What the exercise asks:
Without the pictures, set down the records below word for word.

Exercise materials:
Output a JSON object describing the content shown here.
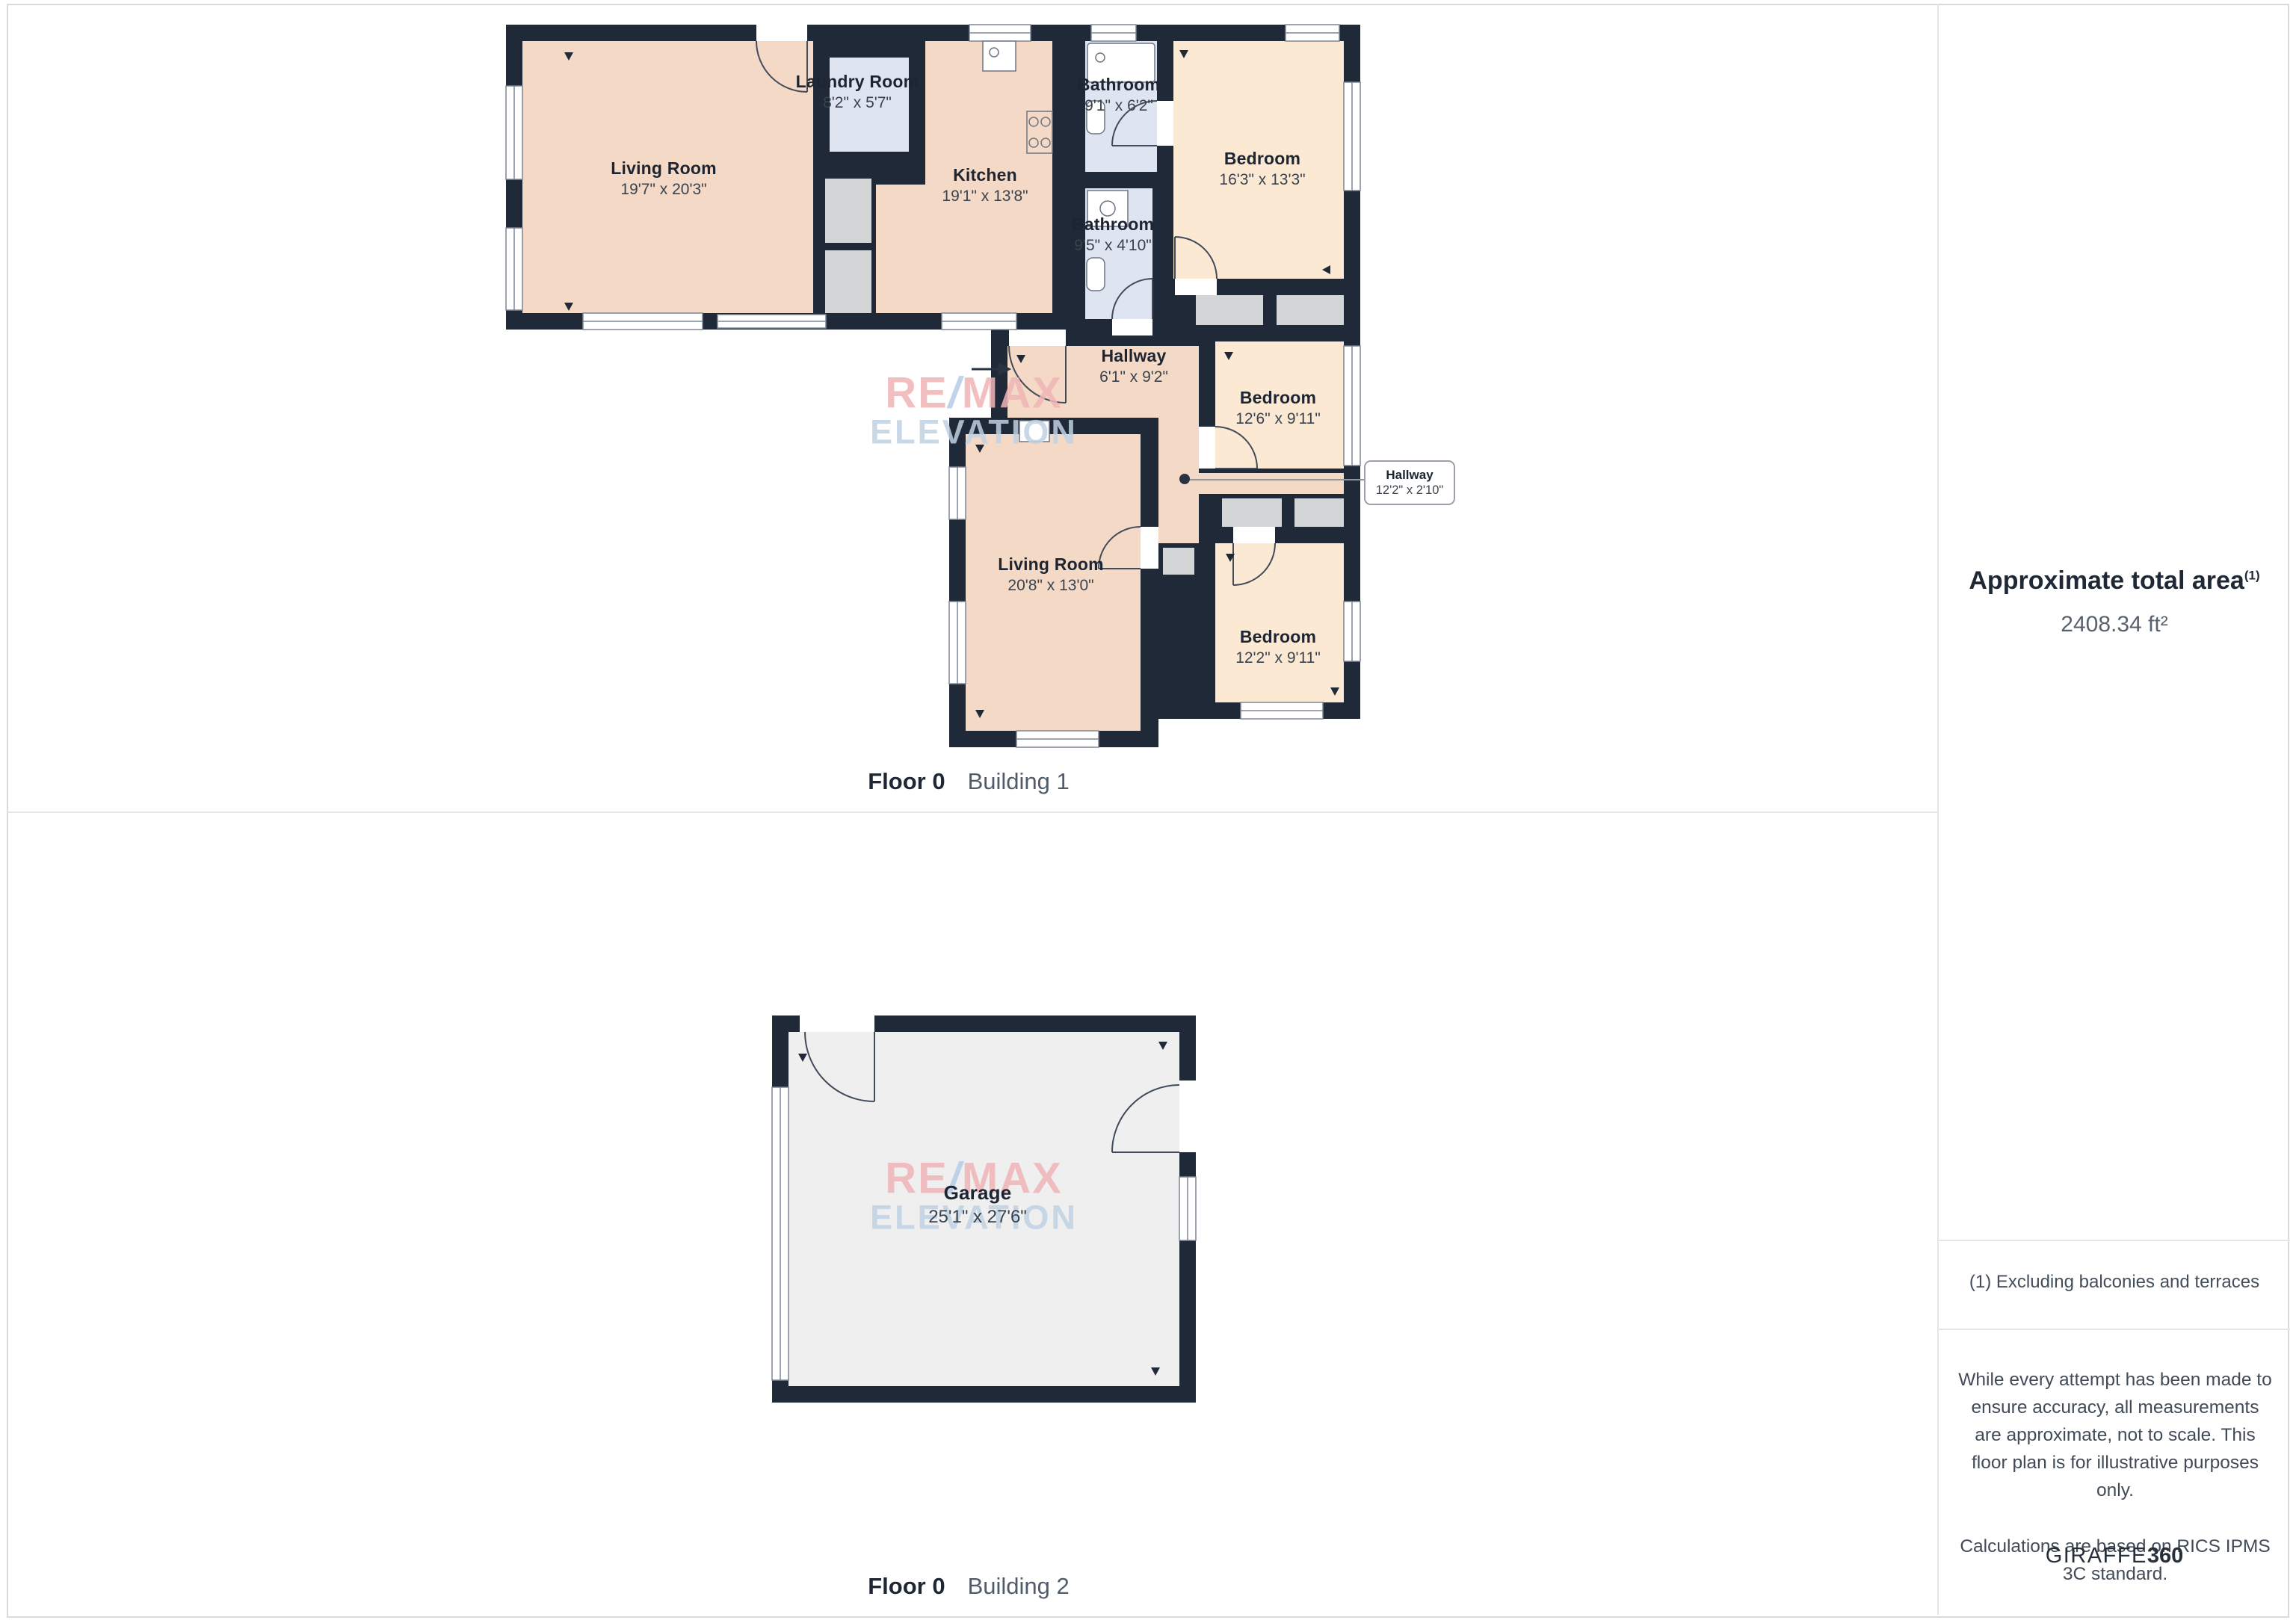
{
  "floor1": {
    "floor_label": "Floor 0",
    "building_label": "Building 1",
    "rooms": {
      "living1": {
        "name": "Living Room",
        "dims": "19'7\" x 20'3\""
      },
      "laundry": {
        "name": "Laundry Room",
        "dims": "8'2\" x 5'7\""
      },
      "kitchen": {
        "name": "Kitchen",
        "dims": "19'1\" x 13'8\""
      },
      "bath1": {
        "name": "Bathroom",
        "dims": "9'1\" x 6'2\""
      },
      "bedroom1": {
        "name": "Bedroom",
        "dims": "16'3\" x 13'3\""
      },
      "bath2": {
        "name": "Bathroom",
        "dims": "9'5\" x 4'10\""
      },
      "hallway1": {
        "name": "Hallway",
        "dims": "6'1\" x 9'2\""
      },
      "bedroom2": {
        "name": "Bedroom",
        "dims": "12'6\" x 9'11\""
      },
      "hallway2": {
        "name": "Hallway",
        "dims": "12'2\" x 2'10\""
      },
      "living2": {
        "name": "Living Room",
        "dims": "20'8\" x 13'0\""
      },
      "bedroom3": {
        "name": "Bedroom",
        "dims": "12'2\" x 9'11\""
      }
    }
  },
  "floor2": {
    "floor_label": "Floor 0",
    "building_label": "Building 2",
    "rooms": {
      "garage": {
        "name": "Garage",
        "dims": "25'1\" x 27'6\""
      }
    }
  },
  "sidebar": {
    "area_title": "Approximate total area",
    "area_sup": "(1)",
    "area_value": "2408.34 ft²",
    "note": "(1) Excluding balconies and terraces",
    "disclaimer1": "While every attempt has been made to ensure accuracy, all measurements are approximate, not to scale. This floor plan is for illustrative purposes only.",
    "disclaimer2": "Calculations are based on RICS IPMS 3C standard.",
    "brand_name": "GIRAFFE",
    "brand_number": "360"
  },
  "watermark": {
    "re": "RE",
    "slash": "/",
    "max": "MAX",
    "line2": "ELEVATION"
  },
  "colors": {
    "wall": "#1f2937",
    "room_warm": "#f3d9c6",
    "room_light": "#fbe9d4",
    "room_blue": "#dfe5f0",
    "closet_gray": "#d4d5d7",
    "garage_gray": "#efeff0",
    "watermark_pink": "#f0b5b7",
    "watermark_blue": "#b5cce7"
  }
}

Task response:
Output a JSON object describing the content shown here.
{
  "floor1": {
    "floor_label": "Floor 0",
    "building_label": "Building 1",
    "rooms": {
      "living1": {
        "name": "Living Room",
        "dims": "19'7\" x 20'3\""
      },
      "laundry": {
        "name": "Laundry Room",
        "dims": "8'2\" x 5'7\""
      },
      "kitchen": {
        "name": "Kitchen",
        "dims": "19'1\" x 13'8\""
      },
      "bath1": {
        "name": "Bathroom",
        "dims": "9'1\" x 6'2\""
      },
      "bedroom1": {
        "name": "Bedroom",
        "dims": "16'3\" x 13'3\""
      },
      "bath2": {
        "name": "Bathroom",
        "dims": "9'5\" x 4'10\""
      },
      "hallway1": {
        "name": "Hallway",
        "dims": "6'1\" x 9'2\""
      },
      "bedroom2": {
        "name": "Bedroom",
        "dims": "12'6\" x 9'11\""
      },
      "hallway2": {
        "name": "Hallway",
        "dims": "12'2\" x 2'10\""
      },
      "living2": {
        "name": "Living Room",
        "dims": "20'8\" x 13'0\""
      },
      "bedroom3": {
        "name": "Bedroom",
        "dims": "12'2\" x 9'11\""
      }
    }
  },
  "floor2": {
    "floor_label": "Floor 0",
    "building_label": "Building 2",
    "rooms": {
      "garage": {
        "name": "Garage",
        "dims": "25'1\" x 27'6\""
      }
    }
  },
  "sidebar": {
    "area_title": "Approximate total area",
    "area_sup": "(1)",
    "area_value": "2408.34 ft²",
    "note": "(1) Excluding balconies and terraces",
    "disclaimer1": "While every attempt has been made to ensure accuracy, all measurements are approximate, not to scale. This floor plan is for illustrative purposes only.",
    "disclaimer2": "Calculations are based on RICS IPMS 3C standard.",
    "brand_name": "GIRAFFE",
    "brand_number": "360"
  },
  "watermark": {
    "re": "RE",
    "slash": "/",
    "max": "MAX",
    "line2": "ELEVATION"
  },
  "colors": {
    "wall": "#1f2937",
    "room_warm": "#f3d9c6",
    "room_light": "#fbe9d4",
    "room_blue": "#dfe5f0",
    "closet_gray": "#d4d5d7",
    "garage_gray": "#efeff0",
    "watermark_pink": "#f0b5b7",
    "watermark_blue": "#b5cce7"
  }
}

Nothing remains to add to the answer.